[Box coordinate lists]
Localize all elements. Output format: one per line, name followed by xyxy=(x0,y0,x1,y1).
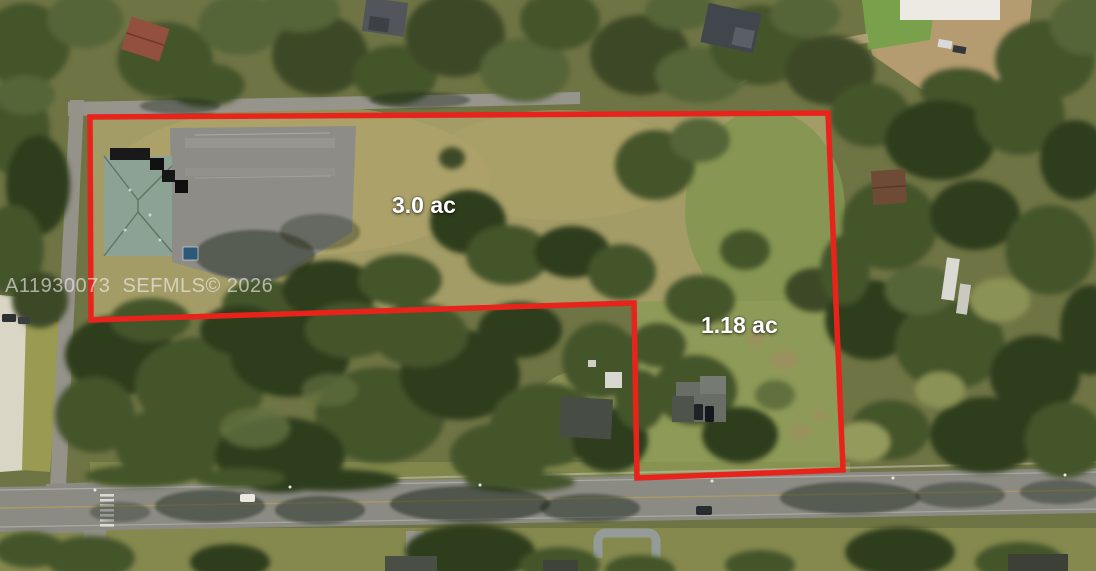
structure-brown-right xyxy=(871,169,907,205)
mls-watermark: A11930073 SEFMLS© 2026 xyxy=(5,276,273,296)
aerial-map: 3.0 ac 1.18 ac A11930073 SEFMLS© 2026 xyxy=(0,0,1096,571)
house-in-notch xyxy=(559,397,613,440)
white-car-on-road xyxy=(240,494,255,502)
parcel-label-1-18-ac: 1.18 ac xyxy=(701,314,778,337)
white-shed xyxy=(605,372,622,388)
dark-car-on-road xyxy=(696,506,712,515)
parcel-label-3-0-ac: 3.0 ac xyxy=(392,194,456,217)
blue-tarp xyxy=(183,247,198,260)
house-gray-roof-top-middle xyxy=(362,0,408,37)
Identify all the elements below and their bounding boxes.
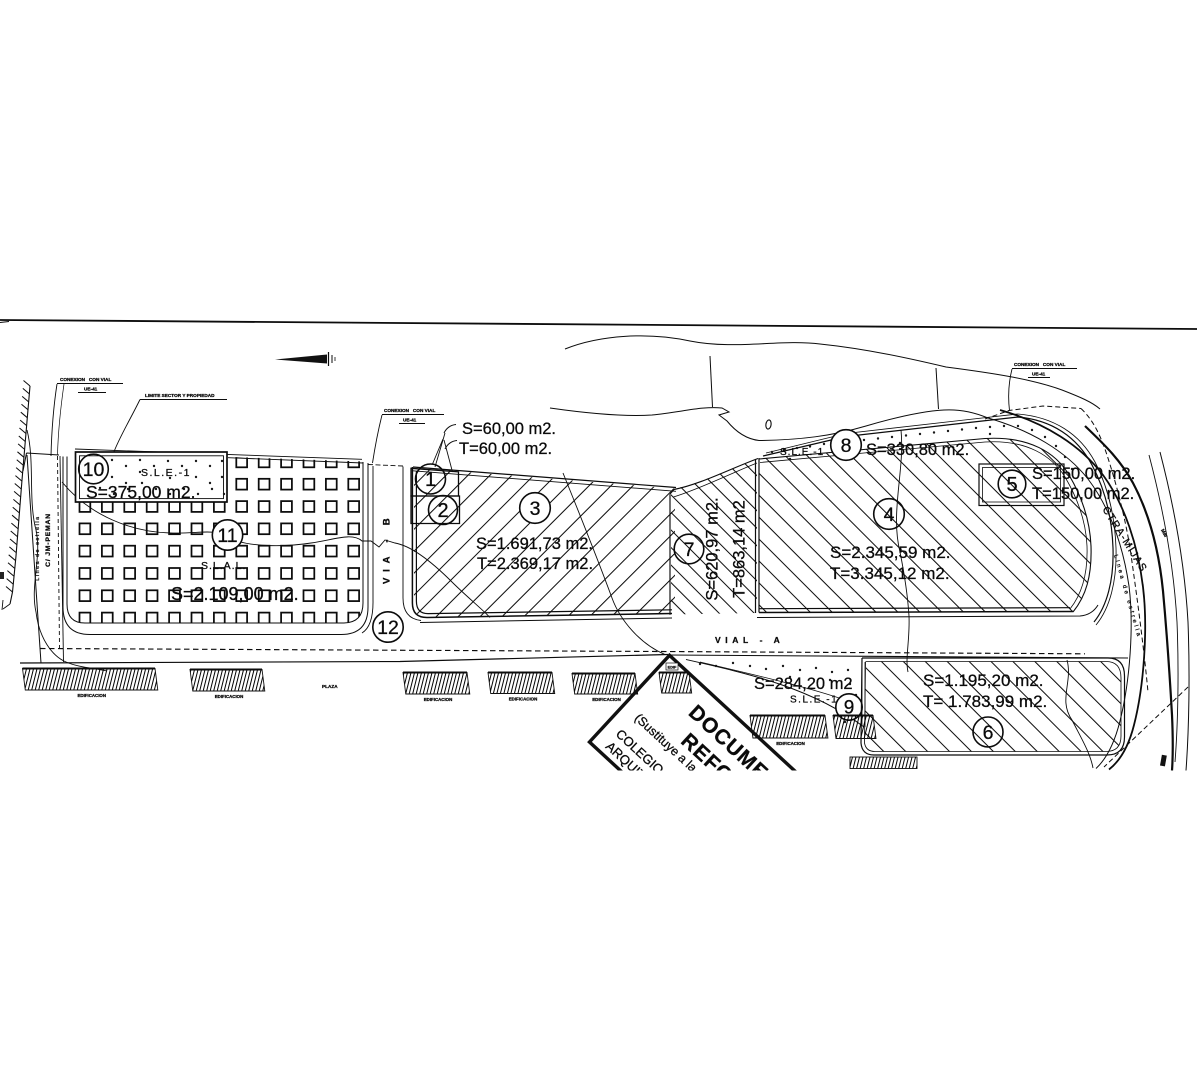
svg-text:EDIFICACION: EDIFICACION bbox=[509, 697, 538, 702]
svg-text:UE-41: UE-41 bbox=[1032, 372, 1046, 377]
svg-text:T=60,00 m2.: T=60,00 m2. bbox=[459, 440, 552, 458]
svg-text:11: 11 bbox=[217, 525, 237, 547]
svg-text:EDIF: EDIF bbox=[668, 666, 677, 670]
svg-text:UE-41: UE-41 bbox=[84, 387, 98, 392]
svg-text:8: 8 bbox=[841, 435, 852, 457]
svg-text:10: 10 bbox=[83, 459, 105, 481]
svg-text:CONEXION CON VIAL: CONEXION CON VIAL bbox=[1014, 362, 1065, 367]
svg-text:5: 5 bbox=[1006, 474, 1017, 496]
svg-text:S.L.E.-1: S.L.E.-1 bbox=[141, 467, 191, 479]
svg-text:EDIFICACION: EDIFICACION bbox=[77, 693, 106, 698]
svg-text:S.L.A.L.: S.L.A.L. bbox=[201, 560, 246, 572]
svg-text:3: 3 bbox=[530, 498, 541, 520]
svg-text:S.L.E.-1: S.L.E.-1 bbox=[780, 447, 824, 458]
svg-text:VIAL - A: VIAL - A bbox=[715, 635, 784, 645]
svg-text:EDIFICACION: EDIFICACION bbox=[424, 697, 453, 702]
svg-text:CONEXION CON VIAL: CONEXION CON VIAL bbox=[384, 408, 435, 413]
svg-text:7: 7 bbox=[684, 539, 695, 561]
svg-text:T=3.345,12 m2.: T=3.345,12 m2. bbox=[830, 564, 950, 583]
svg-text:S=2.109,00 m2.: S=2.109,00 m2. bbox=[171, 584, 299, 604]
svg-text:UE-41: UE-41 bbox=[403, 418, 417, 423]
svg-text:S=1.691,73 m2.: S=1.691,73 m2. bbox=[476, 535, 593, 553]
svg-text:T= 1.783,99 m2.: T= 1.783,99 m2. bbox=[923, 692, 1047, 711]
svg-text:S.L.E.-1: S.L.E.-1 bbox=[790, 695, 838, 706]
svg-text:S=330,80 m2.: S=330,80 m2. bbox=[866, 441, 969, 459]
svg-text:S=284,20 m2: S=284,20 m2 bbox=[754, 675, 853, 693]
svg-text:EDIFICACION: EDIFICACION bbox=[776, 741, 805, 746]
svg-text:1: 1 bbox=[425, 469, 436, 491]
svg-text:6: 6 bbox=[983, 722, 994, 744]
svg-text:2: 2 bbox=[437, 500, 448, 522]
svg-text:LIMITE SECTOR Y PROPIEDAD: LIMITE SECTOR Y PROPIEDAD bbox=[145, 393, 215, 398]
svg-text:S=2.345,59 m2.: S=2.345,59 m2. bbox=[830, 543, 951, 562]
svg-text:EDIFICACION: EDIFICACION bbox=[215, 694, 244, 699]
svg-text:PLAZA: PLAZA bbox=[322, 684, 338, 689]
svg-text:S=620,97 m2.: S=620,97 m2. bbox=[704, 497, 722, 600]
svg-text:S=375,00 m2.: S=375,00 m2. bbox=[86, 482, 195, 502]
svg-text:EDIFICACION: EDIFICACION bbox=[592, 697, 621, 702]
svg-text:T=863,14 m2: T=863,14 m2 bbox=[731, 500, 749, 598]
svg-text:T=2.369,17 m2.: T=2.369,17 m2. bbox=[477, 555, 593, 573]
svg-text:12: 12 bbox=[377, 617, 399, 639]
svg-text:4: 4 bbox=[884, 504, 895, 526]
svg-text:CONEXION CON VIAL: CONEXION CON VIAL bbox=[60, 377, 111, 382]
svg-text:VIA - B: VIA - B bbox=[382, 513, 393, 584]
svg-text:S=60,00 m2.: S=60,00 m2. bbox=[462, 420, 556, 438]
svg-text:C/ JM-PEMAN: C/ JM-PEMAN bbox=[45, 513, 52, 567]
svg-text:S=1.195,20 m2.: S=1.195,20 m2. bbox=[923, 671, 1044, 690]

--

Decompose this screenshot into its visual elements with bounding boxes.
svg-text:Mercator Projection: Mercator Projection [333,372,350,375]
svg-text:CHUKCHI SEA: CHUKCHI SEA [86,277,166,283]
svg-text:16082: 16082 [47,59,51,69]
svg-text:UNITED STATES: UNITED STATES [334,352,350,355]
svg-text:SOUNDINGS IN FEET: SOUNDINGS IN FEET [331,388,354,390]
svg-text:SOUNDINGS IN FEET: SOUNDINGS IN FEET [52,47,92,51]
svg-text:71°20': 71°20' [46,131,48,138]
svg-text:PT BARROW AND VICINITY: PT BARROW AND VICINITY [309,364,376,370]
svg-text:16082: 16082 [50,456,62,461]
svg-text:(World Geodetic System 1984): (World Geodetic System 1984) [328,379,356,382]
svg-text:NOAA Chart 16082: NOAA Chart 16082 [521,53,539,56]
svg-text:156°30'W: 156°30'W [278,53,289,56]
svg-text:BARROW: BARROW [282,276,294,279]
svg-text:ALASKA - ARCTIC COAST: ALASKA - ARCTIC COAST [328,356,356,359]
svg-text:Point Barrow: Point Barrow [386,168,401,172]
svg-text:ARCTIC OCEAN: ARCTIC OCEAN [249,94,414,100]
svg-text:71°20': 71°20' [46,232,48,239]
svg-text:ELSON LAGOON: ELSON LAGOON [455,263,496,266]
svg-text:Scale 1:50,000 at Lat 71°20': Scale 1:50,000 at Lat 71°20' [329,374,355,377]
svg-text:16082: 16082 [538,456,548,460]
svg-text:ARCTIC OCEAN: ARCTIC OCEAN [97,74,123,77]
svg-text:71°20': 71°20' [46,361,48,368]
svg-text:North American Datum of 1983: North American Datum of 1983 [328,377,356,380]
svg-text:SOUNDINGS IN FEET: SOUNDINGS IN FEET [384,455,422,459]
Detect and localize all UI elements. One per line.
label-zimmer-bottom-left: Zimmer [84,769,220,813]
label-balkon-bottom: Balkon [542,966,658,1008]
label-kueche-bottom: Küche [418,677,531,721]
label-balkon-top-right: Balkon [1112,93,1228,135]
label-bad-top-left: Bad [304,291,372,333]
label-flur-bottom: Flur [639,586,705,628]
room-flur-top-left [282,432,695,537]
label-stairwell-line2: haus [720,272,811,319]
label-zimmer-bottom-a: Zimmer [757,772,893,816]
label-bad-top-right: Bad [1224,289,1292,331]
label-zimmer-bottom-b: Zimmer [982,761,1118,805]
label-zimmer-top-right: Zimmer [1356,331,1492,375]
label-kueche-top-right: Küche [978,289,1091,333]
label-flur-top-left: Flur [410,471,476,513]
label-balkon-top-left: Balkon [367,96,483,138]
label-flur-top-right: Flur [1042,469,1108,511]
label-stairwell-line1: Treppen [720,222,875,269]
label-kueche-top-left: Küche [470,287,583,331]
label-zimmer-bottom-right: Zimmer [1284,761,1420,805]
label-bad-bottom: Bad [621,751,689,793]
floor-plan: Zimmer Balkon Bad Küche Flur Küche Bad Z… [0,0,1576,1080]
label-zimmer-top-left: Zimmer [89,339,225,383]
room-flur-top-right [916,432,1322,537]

--

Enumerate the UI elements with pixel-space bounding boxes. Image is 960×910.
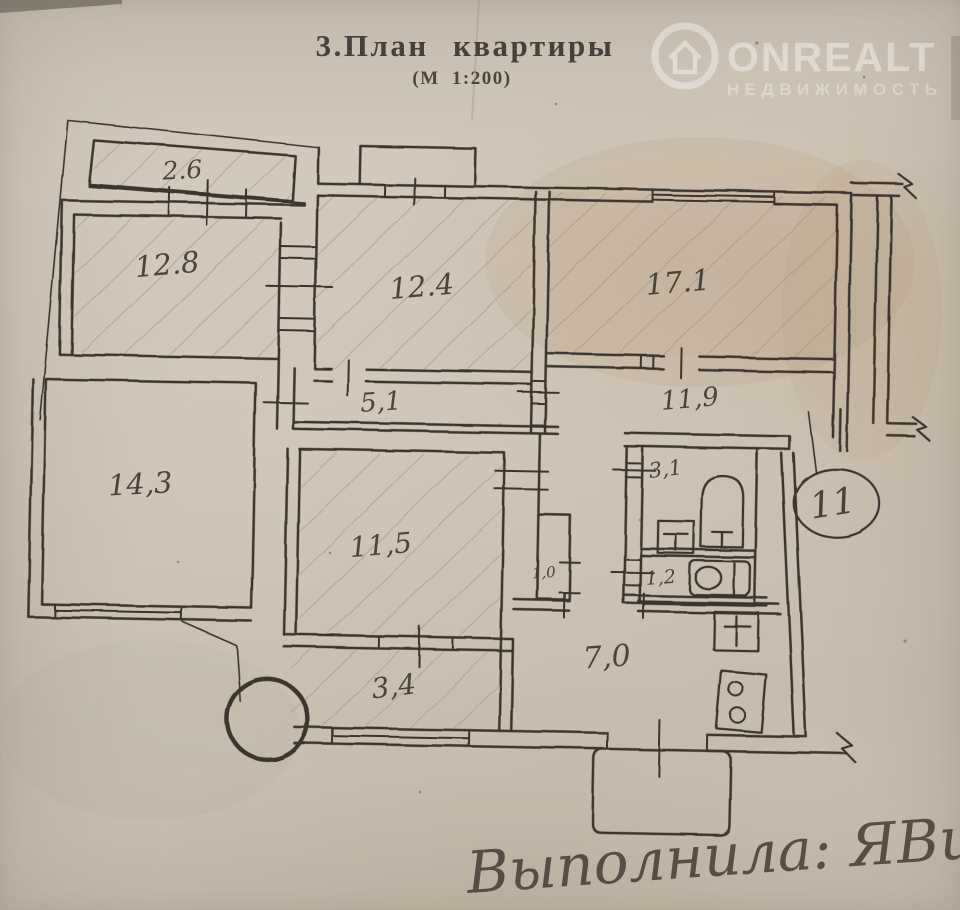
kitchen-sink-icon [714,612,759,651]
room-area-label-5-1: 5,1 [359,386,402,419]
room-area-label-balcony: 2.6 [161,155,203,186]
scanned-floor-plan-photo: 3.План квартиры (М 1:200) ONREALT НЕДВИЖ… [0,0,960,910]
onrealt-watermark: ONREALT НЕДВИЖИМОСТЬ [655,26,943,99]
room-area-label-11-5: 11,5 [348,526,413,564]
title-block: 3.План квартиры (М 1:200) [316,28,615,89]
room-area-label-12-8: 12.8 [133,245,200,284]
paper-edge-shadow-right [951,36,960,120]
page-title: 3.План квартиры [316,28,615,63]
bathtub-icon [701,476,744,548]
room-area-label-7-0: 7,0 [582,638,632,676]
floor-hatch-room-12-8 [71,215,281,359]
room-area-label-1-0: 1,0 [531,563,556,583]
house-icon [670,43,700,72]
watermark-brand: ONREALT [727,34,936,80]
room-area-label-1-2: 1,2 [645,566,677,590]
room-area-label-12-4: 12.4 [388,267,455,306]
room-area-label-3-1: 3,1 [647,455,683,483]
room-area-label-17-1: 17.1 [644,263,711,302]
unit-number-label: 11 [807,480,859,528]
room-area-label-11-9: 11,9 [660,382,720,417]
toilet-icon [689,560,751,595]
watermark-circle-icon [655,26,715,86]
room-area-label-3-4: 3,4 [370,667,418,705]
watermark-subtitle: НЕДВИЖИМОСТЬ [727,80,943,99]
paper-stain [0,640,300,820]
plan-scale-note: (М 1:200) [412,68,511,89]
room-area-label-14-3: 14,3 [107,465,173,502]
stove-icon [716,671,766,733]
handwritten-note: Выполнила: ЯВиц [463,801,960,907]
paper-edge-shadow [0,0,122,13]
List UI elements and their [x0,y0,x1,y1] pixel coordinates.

§ Prompt: Can you print the lines verbatim, starting at the line that contains "Decompose this screenshot" and ending at the line that contains "svg-text:71°20': 71°20' [46,131,48,138]", with both of those lines included?

§ The solution:
Decompose this screenshot into its visual elements with bounding boxes.
svg-text:Mercator Projection: Mercator Projection [333,372,350,375]
svg-text:CHUKCHI SEA: CHUKCHI SEA [86,277,166,283]
svg-text:16082: 16082 [47,59,51,69]
svg-text:UNITED STATES: UNITED STATES [334,352,350,355]
svg-text:SOUNDINGS IN FEET: SOUNDINGS IN FEET [331,388,354,390]
svg-text:SOUNDINGS IN FEET: SOUNDINGS IN FEET [52,47,92,51]
svg-text:71°20': 71°20' [46,131,48,138]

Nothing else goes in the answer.